GOAL 1:
Rewrite the lines of the listing between the line containing "x-axis-labels: 06 Mar" and the line containing "high-value: H: 45.05 [267, 19, 310, 30]", inclusive, replacing "x-tick-label" with "date-label" and leaving everything else unchanged.
[Start of PASSAGE]
The main anomalies of the present law


        Since Treasure Trove only includes objects that contain a substantial proportion of gold or silver it affords no protection at all to the great majority of archaeological finds, even though they may be of great historical or cultural value. Despite Lord Denning's judgement that objects had to contain 'substantial' amounts of gold or silver an object in order to qualify as Treasure Trove, each find that has occurred since then has been dealt with differently.
        Several hoards containing gold and silver objects of varying degrees of fineness have been split into portions that have been declared Treasure Trove and portions that have not. Hoards of Roman coins of the mid-third century ad, which are very common in Britain, pose a particular problem under the present Treasure Trove system. This is because they typically contain coins made over a period of up to a hundred years which consist of ever-decreasing amounts of silver. Since Lord Denning's judgement in 1981 coroners' inquests have taken widely differing views on how to deal with coin hoards of this period.8
        Even more serious is the fact that many entire hoards of Roman coins are currently not Treasure Trove because they are made of very base silver and, since there is no requirement to report them, many are perfectly legally sold and dispersed before they can be recorded. Thus the information they contain is lost for ever. The hoard of 47,912 base silver radiates of the period ad 253-90 from Normanby (Lincs), discovered in 1985, was the second largest hoard of coins ever to have been found in this country and several members of staff at the British Museum spent over a year cleaning and studying it. At an inquest at Lincoln on 19 May 1987 it was declared not to be Treasure Trove on the grounds that the silver content of the coins was too low and the whole hoard was sold the next day to a dealer. As a result the British Museum was unable to acquire many of the coins from the hoard that it wished to add to its collection. This was a particular loss as the study of the Normanby hoard has formed the basis of our understanding of the coinage of this period.9
        In fact, however, the Normanby hoard was only the largest of a series of more than twenty major coin hoards of this period which have been found in the last fifteen years and which have not been Treasure Trove. In 1993 alone, 21 new Roman coin hoards were been reported, varying in size from eight to over 7,000 coins. Twelve of these were not Treasure Trove and several were broken up before any record can be made. A case in point is a hoard of about 1,500 bronze coins of the late fourth century AD from Amersham in Buckinghamshire: this hoard was found in 1986 but was perfectly legally dispersed shortly afterwards and it has only come to light now because the finder's mother wrote an account of its discovery in the magazine Take a Break; no full record of it will ever be made.10
        Another difficulty concerns hoards of coins that have been scattered by the plough. Many scattered hoards of coins are nowadays recovered by metal detectorists; often there is no trace of a container, either because it was made of a material which has perished or because it was made of pottery which the metal detector did not locate. There have been a number of cases recently where such hoards have been found not to be Treasure Trove because the inquest decided that it was unclear that they had been deliberately buried.11
        The Treasure Bill states that all coin hoards that are over 300 years old shall be Treasure, except those that contain fewer than ten base-metal coins.
[End of PASSAGE]
[Start of DATA TO USE]
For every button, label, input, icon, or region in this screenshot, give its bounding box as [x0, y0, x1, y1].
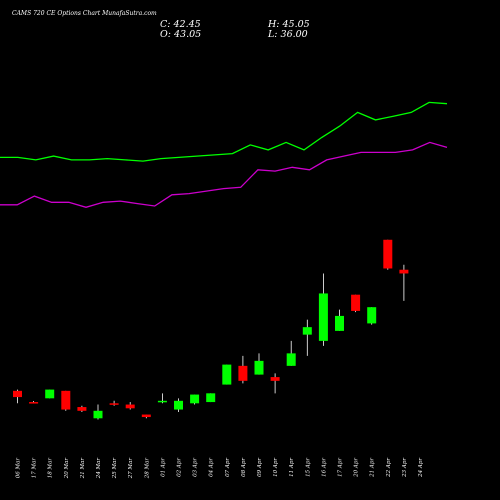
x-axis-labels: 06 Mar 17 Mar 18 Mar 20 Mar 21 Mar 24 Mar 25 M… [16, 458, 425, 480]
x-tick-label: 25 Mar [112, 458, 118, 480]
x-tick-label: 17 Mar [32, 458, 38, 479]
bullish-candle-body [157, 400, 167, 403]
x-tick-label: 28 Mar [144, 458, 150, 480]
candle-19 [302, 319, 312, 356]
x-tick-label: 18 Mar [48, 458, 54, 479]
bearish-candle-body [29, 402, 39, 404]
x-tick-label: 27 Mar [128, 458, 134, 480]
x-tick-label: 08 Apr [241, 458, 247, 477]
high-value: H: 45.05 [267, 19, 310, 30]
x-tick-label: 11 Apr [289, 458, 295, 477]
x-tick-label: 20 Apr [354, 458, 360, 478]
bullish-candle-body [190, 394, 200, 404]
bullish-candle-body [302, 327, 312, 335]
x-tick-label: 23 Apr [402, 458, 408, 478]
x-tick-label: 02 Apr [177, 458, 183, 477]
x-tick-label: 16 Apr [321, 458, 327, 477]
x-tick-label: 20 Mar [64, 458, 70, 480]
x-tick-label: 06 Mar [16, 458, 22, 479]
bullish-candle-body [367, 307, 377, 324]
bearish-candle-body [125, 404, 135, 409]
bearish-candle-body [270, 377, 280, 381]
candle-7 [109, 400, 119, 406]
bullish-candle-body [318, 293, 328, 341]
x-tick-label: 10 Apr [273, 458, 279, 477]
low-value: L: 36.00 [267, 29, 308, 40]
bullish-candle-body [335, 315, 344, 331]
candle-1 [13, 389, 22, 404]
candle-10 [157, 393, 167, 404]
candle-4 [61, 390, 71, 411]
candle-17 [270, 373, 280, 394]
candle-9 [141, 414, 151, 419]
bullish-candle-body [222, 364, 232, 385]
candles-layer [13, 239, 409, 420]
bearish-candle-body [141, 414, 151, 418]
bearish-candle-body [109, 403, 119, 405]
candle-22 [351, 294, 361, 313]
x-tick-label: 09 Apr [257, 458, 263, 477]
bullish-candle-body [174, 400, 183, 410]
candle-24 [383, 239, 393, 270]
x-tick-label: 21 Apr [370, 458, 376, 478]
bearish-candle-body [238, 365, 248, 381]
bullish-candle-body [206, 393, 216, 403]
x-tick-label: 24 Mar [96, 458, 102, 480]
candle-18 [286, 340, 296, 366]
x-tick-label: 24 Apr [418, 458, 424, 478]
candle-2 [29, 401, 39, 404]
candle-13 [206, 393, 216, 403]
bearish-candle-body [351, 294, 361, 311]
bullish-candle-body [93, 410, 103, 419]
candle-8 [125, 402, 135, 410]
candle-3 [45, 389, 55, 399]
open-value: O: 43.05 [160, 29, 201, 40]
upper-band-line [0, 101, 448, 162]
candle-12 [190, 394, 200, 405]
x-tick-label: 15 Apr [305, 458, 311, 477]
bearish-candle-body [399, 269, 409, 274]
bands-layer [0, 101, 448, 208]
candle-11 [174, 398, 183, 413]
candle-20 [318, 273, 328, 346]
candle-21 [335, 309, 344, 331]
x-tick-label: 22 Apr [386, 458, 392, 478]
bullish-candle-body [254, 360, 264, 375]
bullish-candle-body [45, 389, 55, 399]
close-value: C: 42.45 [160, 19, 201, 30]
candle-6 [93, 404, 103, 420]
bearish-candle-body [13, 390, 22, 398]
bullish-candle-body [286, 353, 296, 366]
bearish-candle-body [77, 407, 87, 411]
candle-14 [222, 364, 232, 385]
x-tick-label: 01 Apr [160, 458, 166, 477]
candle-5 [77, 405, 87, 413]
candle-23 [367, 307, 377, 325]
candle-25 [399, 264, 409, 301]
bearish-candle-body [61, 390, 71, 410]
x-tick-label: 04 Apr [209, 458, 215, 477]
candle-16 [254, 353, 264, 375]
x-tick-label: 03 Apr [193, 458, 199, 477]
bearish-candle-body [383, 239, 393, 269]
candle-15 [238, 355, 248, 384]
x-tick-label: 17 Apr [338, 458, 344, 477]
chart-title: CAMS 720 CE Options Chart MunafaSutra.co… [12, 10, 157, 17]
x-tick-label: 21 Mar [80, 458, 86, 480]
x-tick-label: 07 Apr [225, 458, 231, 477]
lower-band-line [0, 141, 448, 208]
[End of DATA TO USE]
GOAL 2:
Answer these questions from the passage on Treasure Trove:
(a) How many coins did the Normanby hoard contain?
(b) In which magazine did the finder's mother write an account of the Amersham hoard's discovery?
(c) Under the Treasure Bill, which coin hoards over 300 years old are not Treasure?

EXPECTED OUTPUT 1:
x-axis-labels: 06 Mar 17 Mar 18 Mar 20 Mar 21 Mar 24 Mar 25 M… [16, 458, 425, 480]
date-label: 25 Mar [112, 458, 118, 480]
date-label: 17 Mar [32, 458, 38, 479]
bullish-candle-body [157, 400, 167, 403]
date-label: 28 Mar [144, 458, 150, 480]
candle-19 [302, 319, 312, 356]
date-label: 18 Mar [48, 458, 54, 479]
bearish-candle-body [29, 402, 39, 404]
date-label: 27 Mar [128, 458, 134, 480]
date-label: 08 Apr [241, 458, 247, 477]
high-value: H: 45.05 [267, 19, 310, 30]

EXPECTED OUTPUT 2:
(a) 47,912 base silver radiates.
(b) Take a Break.
(c) Those that contain fewer than ten base-metal coins.